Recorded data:
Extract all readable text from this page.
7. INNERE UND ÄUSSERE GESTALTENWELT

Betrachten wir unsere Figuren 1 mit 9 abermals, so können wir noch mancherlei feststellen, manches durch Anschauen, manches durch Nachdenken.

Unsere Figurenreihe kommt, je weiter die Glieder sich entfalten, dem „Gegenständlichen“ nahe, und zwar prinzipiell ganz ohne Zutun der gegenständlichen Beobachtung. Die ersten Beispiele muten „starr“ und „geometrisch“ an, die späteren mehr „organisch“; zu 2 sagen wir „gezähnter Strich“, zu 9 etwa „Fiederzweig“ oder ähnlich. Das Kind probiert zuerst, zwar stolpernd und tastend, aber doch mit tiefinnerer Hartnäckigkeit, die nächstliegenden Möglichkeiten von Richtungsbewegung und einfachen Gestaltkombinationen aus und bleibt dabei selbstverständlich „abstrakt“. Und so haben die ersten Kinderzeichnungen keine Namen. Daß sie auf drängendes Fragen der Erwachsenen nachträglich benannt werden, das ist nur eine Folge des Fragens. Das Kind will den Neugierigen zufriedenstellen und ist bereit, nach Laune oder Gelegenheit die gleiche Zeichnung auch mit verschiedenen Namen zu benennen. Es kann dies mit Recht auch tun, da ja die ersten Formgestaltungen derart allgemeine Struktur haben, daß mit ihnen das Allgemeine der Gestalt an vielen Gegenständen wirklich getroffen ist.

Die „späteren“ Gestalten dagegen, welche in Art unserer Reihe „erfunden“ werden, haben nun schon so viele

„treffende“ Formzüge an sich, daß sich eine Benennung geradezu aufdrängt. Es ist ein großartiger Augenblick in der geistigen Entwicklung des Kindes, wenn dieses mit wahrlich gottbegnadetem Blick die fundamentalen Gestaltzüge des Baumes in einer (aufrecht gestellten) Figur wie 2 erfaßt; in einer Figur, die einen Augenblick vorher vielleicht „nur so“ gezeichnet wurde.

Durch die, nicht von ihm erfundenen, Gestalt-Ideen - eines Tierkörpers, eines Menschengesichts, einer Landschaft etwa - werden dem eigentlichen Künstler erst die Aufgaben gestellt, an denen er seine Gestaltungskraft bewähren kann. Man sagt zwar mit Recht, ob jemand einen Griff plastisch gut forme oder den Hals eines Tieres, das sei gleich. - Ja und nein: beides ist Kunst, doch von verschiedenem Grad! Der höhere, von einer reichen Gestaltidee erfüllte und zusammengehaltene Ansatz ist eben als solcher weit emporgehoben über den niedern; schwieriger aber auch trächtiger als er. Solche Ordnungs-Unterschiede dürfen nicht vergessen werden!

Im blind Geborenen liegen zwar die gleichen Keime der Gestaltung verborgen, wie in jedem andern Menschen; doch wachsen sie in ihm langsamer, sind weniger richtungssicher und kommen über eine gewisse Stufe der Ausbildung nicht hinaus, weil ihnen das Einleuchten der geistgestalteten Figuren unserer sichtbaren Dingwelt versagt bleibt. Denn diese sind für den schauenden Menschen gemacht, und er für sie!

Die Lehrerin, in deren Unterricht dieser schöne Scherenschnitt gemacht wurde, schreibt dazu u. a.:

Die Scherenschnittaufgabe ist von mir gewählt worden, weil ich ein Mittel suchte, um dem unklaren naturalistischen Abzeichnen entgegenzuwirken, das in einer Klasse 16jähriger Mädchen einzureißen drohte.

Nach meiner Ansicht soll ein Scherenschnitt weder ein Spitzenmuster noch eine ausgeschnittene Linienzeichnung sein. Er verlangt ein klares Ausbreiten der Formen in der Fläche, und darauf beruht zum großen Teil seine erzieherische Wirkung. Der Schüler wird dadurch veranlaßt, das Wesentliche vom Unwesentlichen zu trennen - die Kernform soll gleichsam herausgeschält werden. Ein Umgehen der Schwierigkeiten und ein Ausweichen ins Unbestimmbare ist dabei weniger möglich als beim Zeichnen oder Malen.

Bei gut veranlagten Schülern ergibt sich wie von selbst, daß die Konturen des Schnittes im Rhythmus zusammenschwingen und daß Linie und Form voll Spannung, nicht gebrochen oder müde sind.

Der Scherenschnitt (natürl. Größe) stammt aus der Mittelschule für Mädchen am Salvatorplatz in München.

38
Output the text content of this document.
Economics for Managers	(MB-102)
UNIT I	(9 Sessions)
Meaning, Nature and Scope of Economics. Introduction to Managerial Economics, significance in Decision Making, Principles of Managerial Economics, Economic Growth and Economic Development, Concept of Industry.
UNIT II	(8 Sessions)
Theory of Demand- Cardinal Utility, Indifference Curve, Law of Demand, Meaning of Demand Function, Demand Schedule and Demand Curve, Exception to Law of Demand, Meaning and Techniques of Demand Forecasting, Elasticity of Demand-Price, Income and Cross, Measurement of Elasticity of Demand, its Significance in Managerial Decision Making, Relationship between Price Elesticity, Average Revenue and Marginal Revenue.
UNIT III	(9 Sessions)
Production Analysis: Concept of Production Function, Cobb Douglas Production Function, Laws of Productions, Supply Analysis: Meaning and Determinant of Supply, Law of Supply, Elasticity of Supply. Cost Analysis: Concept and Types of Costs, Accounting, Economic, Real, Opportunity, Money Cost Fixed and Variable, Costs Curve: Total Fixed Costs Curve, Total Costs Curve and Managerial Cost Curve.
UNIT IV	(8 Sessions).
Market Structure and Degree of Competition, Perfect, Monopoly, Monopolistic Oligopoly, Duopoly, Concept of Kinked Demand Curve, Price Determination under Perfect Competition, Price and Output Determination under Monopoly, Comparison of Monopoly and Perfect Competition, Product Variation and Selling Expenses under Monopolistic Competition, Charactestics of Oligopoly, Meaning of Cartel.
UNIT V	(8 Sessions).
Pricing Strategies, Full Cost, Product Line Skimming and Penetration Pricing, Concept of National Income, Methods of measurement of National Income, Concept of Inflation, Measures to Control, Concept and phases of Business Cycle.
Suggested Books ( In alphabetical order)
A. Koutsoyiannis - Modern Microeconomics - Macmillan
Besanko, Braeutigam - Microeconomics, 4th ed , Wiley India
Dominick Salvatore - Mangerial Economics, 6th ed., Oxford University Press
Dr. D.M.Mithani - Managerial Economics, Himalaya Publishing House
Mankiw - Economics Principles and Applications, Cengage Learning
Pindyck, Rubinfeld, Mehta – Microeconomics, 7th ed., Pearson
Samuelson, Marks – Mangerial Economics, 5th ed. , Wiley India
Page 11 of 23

> [Requirements]:
Where a line holds "Mädchen", copy that line.

> [Result of the task]:
Die Scherenschnittaufgabe ist von mir gewählt worden, weil ich ein Mittel suchte, um dem unklaren naturalistischen Abzeichnen entgegenzuwirken, das in einer Klasse 16jähriger Mädchen einzureißen drohte.
Der Scherenschnitt (natürl. Größe) stammt aus der Mittelschule für Mädchen am Salvatorplatz in München.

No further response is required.